» **Extracted records**
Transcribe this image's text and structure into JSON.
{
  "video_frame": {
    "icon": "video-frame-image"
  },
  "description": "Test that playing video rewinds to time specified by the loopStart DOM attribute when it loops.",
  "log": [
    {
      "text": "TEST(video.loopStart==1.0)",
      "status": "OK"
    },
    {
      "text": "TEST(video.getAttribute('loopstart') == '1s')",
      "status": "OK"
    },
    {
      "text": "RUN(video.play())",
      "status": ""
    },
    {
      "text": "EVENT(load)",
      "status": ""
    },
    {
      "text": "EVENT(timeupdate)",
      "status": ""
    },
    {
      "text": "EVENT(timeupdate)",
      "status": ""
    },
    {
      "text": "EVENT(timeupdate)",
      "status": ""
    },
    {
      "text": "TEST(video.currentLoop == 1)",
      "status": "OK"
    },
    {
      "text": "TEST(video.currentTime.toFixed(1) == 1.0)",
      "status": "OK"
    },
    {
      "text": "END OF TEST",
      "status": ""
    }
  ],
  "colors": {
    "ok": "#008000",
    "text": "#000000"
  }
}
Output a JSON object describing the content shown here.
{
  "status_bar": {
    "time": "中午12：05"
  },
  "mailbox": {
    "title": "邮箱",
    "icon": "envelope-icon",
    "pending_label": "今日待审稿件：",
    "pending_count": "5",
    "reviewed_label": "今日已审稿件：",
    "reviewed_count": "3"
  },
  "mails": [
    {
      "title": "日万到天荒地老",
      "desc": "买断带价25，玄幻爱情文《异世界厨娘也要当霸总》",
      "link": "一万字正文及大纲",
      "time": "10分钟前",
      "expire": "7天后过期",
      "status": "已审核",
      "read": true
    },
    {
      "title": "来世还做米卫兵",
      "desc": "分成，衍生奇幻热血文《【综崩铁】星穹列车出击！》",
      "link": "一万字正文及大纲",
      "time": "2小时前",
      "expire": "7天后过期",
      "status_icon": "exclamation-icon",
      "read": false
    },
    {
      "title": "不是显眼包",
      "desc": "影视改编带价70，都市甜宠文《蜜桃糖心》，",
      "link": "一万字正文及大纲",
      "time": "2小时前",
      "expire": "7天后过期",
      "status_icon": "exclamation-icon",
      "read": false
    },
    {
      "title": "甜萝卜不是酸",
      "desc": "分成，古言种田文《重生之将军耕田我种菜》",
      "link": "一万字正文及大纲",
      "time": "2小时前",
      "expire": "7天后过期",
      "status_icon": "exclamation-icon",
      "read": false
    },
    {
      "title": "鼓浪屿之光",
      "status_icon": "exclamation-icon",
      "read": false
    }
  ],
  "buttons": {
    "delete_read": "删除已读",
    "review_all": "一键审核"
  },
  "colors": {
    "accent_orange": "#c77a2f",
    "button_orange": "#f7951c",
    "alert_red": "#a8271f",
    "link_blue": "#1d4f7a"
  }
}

» **What you need to do**
Every entry should be output exactly as written, please.

» **Solution for this exercise**
Transcribe this image's text and structure into JSON.
{
  "video_frame": {
    "icon": "video-frame-image"
  },
  "description": "Test that playing video rewinds to time specified by the loopStart DOM attribute when it loops.",
  "log": [
    {
      "text": "TEST(video.loopStart==1.0)",
      "status": "OK"
    },
    {
      "text": "TEST(video.getAttribute('loopstart') == '1s')",
      "status": "OK"
    },
    {
      "text": "RUN(video.play())",
      "status": ""
    },
    {
      "text": "EVENT(load)",
      "status": ""
    },
    {
      "text": "EVENT(timeupdate)",
      "status": ""
    },
    {
      "text": "EVENT(timeupdate)",
      "status": ""
    },
    {
      "text": "EVENT(timeupdate)",
      "status": ""
    },
    {
      "text": "TEST(video.currentLoop == 1)",
      "status": "OK"
    },
    {
      "text": "TEST(video.currentTime.toFixed(1) == 1.0)",
      "status": "OK"
    },
    {
      "text": "END OF TEST",
      "status": ""
    }
  ],
  "colors": {
    "ok": "#008000",
    "text": "#000000"
  }
}
Output a JSON object describing the content shown here.
{
  "status_bar": {
    "time": "中午12：05"
  },
  "mailbox": {
    "title": "邮箱",
    "icon": "envelope-icon",
    "pending_label": "今日待审稿件：",
    "pending_count": "5",
    "reviewed_label": "今日已审稿件：",
    "reviewed_count": "3"
  },
  "mails": [
    {
      "title": "日万到天荒地老",
      "desc": "买断带价25，玄幻爱情文《异世界厨娘也要当霸总》",
      "link": "一万字正文及大纲",
      "time": "10分钟前",
      "expire": "7天后过期",
      "status": "已审核",
      "read": true
    },
    {
      "title": "来世还做米卫兵",
      "desc": "分成，衍生奇幻热血文《【综崩铁】星穹列车出击！》",
      "link": "一万字正文及大纲",
      "time": "2小时前",
      "expire": "7天后过期",
      "status_icon": "exclamation-icon",
      "read": false
    },
    {
      "title": "不是显眼包",
      "desc": "影视改编带价70，都市甜宠文《蜜桃糖心》，",
      "link": "一万字正文及大纲",
      "time": "2小时前",
      "expire": "7天后过期",
      "status_icon": "exclamation-icon",
      "read": false
    },
    {
      "title": "甜萝卜不是酸",
      "desc": "分成，古言种田文《重生之将军耕田我种菜》",
      "link": "一万字正文及大纲",
      "time": "2小时前",
      "expire": "7天后过期",
      "status_icon": "exclamation-icon",
      "read": false
    },
    {
      "title": "鼓浪屿之光",
      "status_icon": "exclamation-icon",
      "read": false
    }
  ],
  "buttons": {
    "delete_read": "删除已读",
    "review_all": "一键审核"
  },
  "colors": {
    "accent_orange": "#c77a2f",
    "button_orange": "#f7951c",
    "alert_red": "#a8271f",
    "link_blue": "#1d4f7a"
  }
}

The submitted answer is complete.